— begin —
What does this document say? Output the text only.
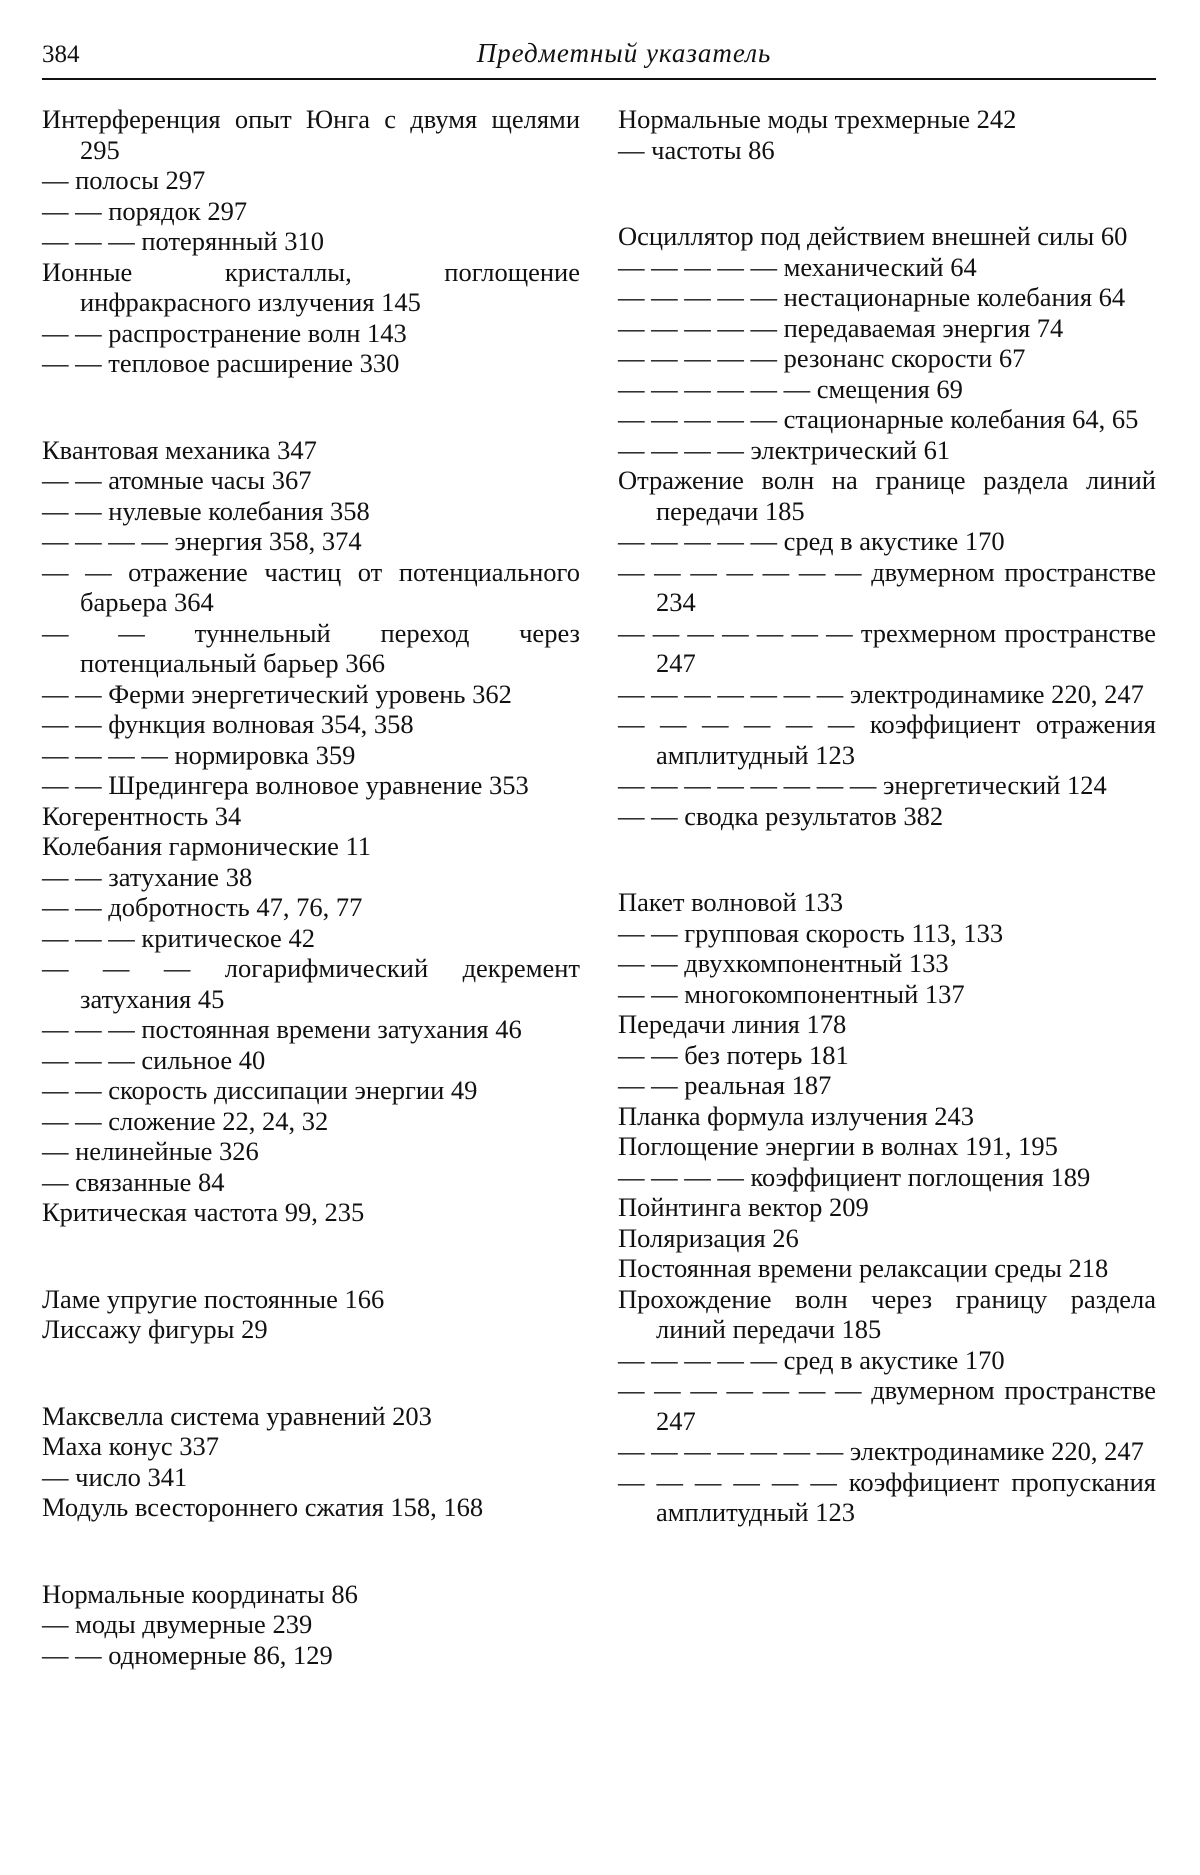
384	Предметный указатель
Интерференция опыт Юнга с двумя щелями 295
— полосы 297
— — порядок 297
— — — потерянный 310
Ионные кристаллы, поглощение инфракрасного излучения 145
— — распространение волн 143
— — тепловое расширение 330
Квантовая механика 347
— — атомные часы 367
— — нулевые колебания 358
— — — — энергия 358, 374
— — отражение частиц от потенциального барьера 364
— — туннельный переход через потенциальный барьер 366
— — Ферми энергетический уровень 362
— — функция волновая 354, 358
— — — — нормировка 359
— — Шредингера волновое уравнение 353
Когерентность 34
Колебания гармонические 11
— — затухание 38
— — добротность 47, 76, 77
— — — критическое 42
— — — логарифмический декремент затухания 45
— — — постоянная времени затухания 46
— — — сильное 40
— — скорость диссипации энергии 49
— — сложение 22, 24, 32
— нелинейные 326
— связанные 84
Критическая частота 99, 235
Ламе упругие постоянные 166
Лиссажу фигуры 29
Максвелла система уравнений 203
Маха конус 337
— число 341
Модуль всестороннего сжатия 158, 168
Нормальные координаты 86
— моды двумерные 239
— — одномерные 86, 129
Нормальные моды трехмерные 242
— частоты 86
Осциллятор под действием внешней силы 60
— — — — — механический 64
— — — — — нестационарные колебания 64
— — — — — передаваемая энергия 74
— — — — — резонанс скорости 67
— — — — — — смещения 69
— — — — — стационарные колебания 64, 65
— — — — электрический 61
Отражение волн на границе раздела линий передачи 185
— — — — — сред в акустике 170
— — — — — — — двумерном пространстве 234
— — — — — — — трехмерном пространстве 247
— — — — — — — электродинамике 220, 247
— — — — — — коэффициент отражения амплитудный 123
— — — — — — — — энергетический 124
— — сводка результатов 382
Пакет волновой 133
— — групповая скорость 113, 133
— — двухкомпонентный 133
— — многокомпонентный 137
Передачи линия 178
— — без потерь 181
— — реальная 187
Планка формула излучения 243
Поглощение энергии в волнах 191, 195
— — — — коэффициент поглощения 189
Пойнтинга вектор 209
Поляризация 26
Постоянная времени релаксации среды 218
Прохождение волн через границу раздела линий передачи 185
— — — — — сред в акустике 170
— — — — — — — двумерном пространстве 247
— — — — — — — электродинамике 220, 247
— — — — — — коэффициент пропускания амплитудный 123
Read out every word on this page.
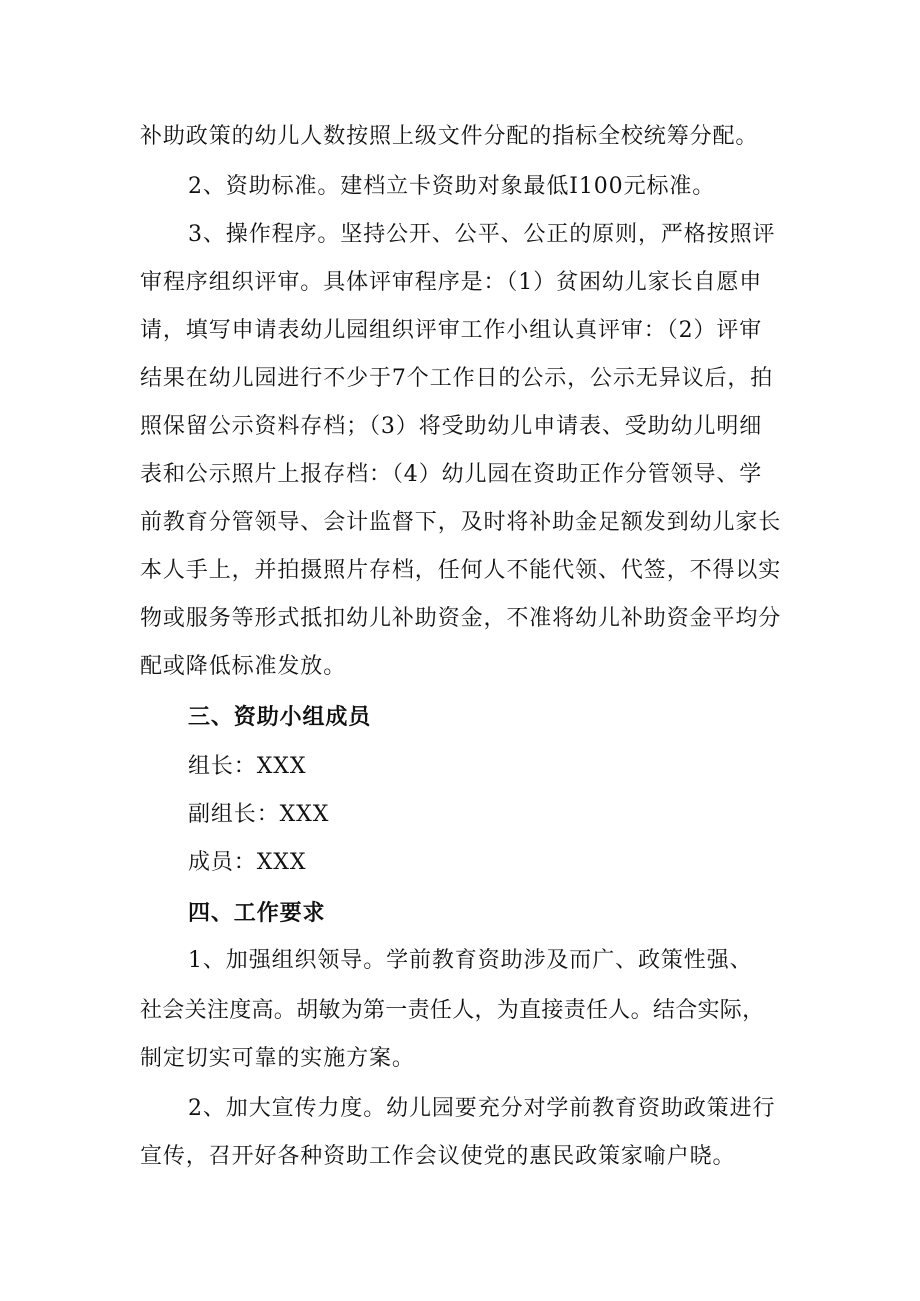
补助政策的幼儿人数按照上级文件分配的指标全校统筹分配。
2、资助标准。建档立卡资助对象最低I100元标准。
3、操作程序。坚持公开、公平、公正的原则，严格按照评
审程序组织评审。具体评审程序是：（1）贫困幼儿家长自愿申
请，填写申请表幼儿园组织评审工作小组认真评审：（2）评审
结果在幼儿园进行不少于7个工作日的公示，公示无异议后，拍
照保留公示资料存档；（3）将受助幼儿申请表、受助幼儿明细
表和公示照片上报存档：（4）幼儿园在资助正作分管领导、学
前教育分管领导、会计监督下，及时将补助金足额发到幼儿家长
本人手上，并拍摄照片存档，任何人不能代领、代签，不得以实
物或服务等形式抵扣幼儿补助资金，不准将幼儿补助资金平均分
配或降低标准发放。
三、资助小组成员
组长：XXX
副组长：XXX
成员：XXX
四、工作要求
1、加强组织领导。学前教育资助涉及而广、政策性强、
社会关注度高。胡敏为第一责任人，为直接责任人。结合实际，
制定切实可靠的实施方案。
2、加大宣传力度。幼儿园要充分对学前教育资助政策进行
宣传，召开好各种资助工作会议使党的惠民政策家喻户晓。
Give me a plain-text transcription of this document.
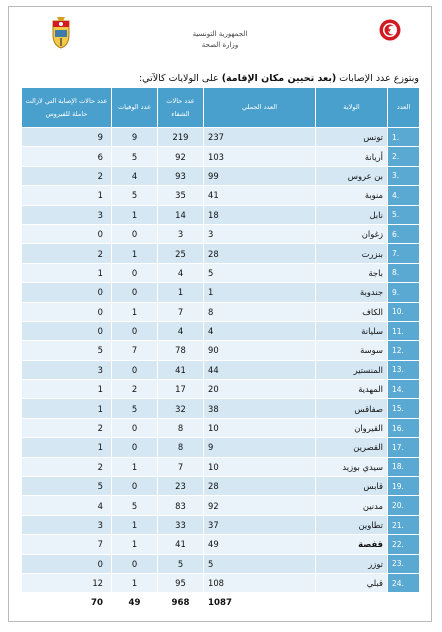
الجمهورية التونسية
وزارة الصحة
وبتوزع عدد الإصابات (بعد تحيين مكان الإقامة) على الولايات كالآتي:
العدد	الولاية	العدد الجملي	عدد حالات الشفاء	عدد الوفيات	عدد حالات الإصابة التي لازالت حاملة للفيروس
1.	تونس	237	219	9	9
2.	أريانة	103	92	5	6
3.	بن عروس	99	93	4	2
4.	منوبة	41	35	5	1
5.	نابل	18	14	1	3
6.	زغوان	3	3	0	0
7.	بنزرت	28	25	1	2
8.	باجة	5	4	0	1
9.	جندوبة	1	1	0	0
10.	الكاف	8	7	1	0
11.	سليانة	4	4	0	0
12.	سوسة	90	78	7	5
13.	المنستير	44	41	0	3
14.	المهدية	20	17	2	1
15.	صفاقس	38	32	5	1
16.	القيروان	10	8	0	2
17.	القصرين	9	8	0	1
18.	سيدي بوزيد	10	7	1	2
19.	قابس	28	23	0	5
20.	مدنين	92	83	5	4
21.	تطاوين	37	33	1	3
22.	قفصة	49	41	1	7
23.	توزر	5	5	0	0
24.	قبلي	108	95	1	12
		1087	968	49	70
— end —
**Exercise objective**.
Repeat the preceding records precisely, and leave every picture out of the copy.

**Task solution**.
What does this document say? Output the text only.
384	Предметный указатель
Интерференция опыт Юнга с двумя щелями 295
— полосы 297
— — порядок 297
— — — потерянный 310
Ионные кристаллы, поглощение инфракрасного излучения 145
— — распространение волн 143
— — тепловое расширение 330
Квантовая механика 347
— — атомные часы 367
— — нулевые колебания 358
— — — — энергия 358, 374
— — отражение частиц от потенциального барьера 364
— — туннельный переход через потенциальный барьер 366
— — Ферми энергетический уровень 362
— — функция волновая 354, 358
— — — — нормировка 359
— — Шредингера волновое уравнение 353
Когерентность 34
Колебания гармонические 11
— — затухание 38
— — добротность 47, 76, 77
— — — критическое 42
— — — логарифмический декремент затухания 45
— — — постоянная времени затухания 46
— — — сильное 40
— — скорость диссипации энергии 49
— — сложение 22, 24, 32
— нелинейные 326
— связанные 84
Критическая частота 99, 235
Ламе упругие постоянные 166
Лиссажу фигуры 29
Максвелла система уравнений 203
Маха конус 337
— число 341
Модуль всестороннего сжатия 158, 168
Нормальные координаты 86
— моды двумерные 239
— — одномерные 86, 129
Нормальные моды трехмерные 242
— частоты 86
Осциллятор под действием внешней силы 60
— — — — — механический 64
— — — — — нестационарные колебания 64
— — — — — передаваемая энергия 74
— — — — — резонанс скорости 67
— — — — — — смещения 69
— — — — — стационарные колебания 64, 65
— — — — электрический 61
Отражение волн на границе раздела линий передачи 185
— — — — — сред в акустике 170
— — — — — — — двумерном пространстве 234
— — — — — — — трехмерном пространстве 247
— — — — — — — электродинамике 220, 247
— — — — — — коэффициент отражения амплитудный 123
— — — — — — — — энергетический 124
— — сводка результатов 382
Пакет волновой 133
— — групповая скорость 113, 133
— — двухкомпонентный 133
— — многокомпонентный 137
Передачи линия 178
— — без потерь 181
— — реальная 187
Планка формула излучения 243
Поглощение энергии в волнах 191, 195
— — — — коэффициент поглощения 189
Пойнтинга вектор 209
Поляризация 26
Постоянная времени релаксации среды 218
Прохождение волн через границу раздела линий передачи 185
— — — — — сред в акустике 170
— — — — — — — двумерном пространстве 247
— — — — — — — электродинамике 220, 247
— — — — — — коэффициент пропускания амплитудный 123
Read out every word on this page.
补助政策的幼儿人数按照上级文件分配的指标全校统筹分配。
2、资助标准。建档立卡资助对象最低I100元标准。
3、操作程序。坚持公开、公平、公正的原则，严格按照评
审程序组织评审。具体评审程序是：（1）贫困幼儿家长自愿申
请，填写申请表幼儿园组织评审工作小组认真评审：（2）评审
结果在幼儿园进行不少于7个工作日的公示，公示无异议后，拍
照保留公示资料存档；（3）将受助幼儿申请表、受助幼儿明细
表和公示照片上报存档：（4）幼儿园在资助正作分管领导、学
前教育分管领导、会计监督下，及时将补助金足额发到幼儿家长
本人手上，并拍摄照片存档，任何人不能代领、代签，不得以实
物或服务等形式抵扣幼儿补助资金，不准将幼儿补助资金平均分
配或降低标准发放。
三、资助小组成员
组长：XXX
副组长：XXX
成员：XXX
四、工作要求
1、加强组织领导。学前教育资助涉及而广、政策性强、
社会关注度高。胡敏为第一责任人，为直接责任人。结合实际，
制定切实可靠的实施方案。
2、加大宣传力度。幼儿园要充分对学前教育资助政策进行
宣传，召开好各种资助工作会议使党的惠民政策家喻户晓。
Give me a plain-text transcription of this document.
الجمهورية التونسية
وزارة الصحة
وبتوزع عدد الإصابات (بعد تحيين مكان الإقامة) على الولايات كالآتي:
العدد	الولاية	العدد الجملي	عدد حالات الشفاء	عدد الوفيات	عدد حالات الإصابة التي لازالت حاملة للفيروس
1.	تونس	237	219	9	9
2.	أريانة	103	92	5	6
3.	بن عروس	99	93	4	2
4.	منوبة	41	35	5	1
5.	نابل	18	14	1	3
6.	زغوان	3	3	0	0
7.	بنزرت	28	25	1	2
8.	باجة	5	4	0	1
9.	جندوبة	1	1	0	0
10.	الكاف	8	7	1	0
11.	سليانة	4	4	0	0
12.	سوسة	90	78	7	5
13.	المنستير	44	41	0	3
14.	المهدية	20	17	2	1
15.	صفاقس	38	32	5	1
16.	القيروان	10	8	0	2
17.	القصرين	9	8	0	1
18.	سيدي بوزيد	10	7	1	2
19.	قابس	28	23	0	5
20.	مدنين	92	83	5	4
21.	تطاوين	37	33	1	3
22.	قفصة	49	41	1	7
23.	توزر	5	5	0	0
24.	قبلي	108	95	1	12
		1087	968	49	70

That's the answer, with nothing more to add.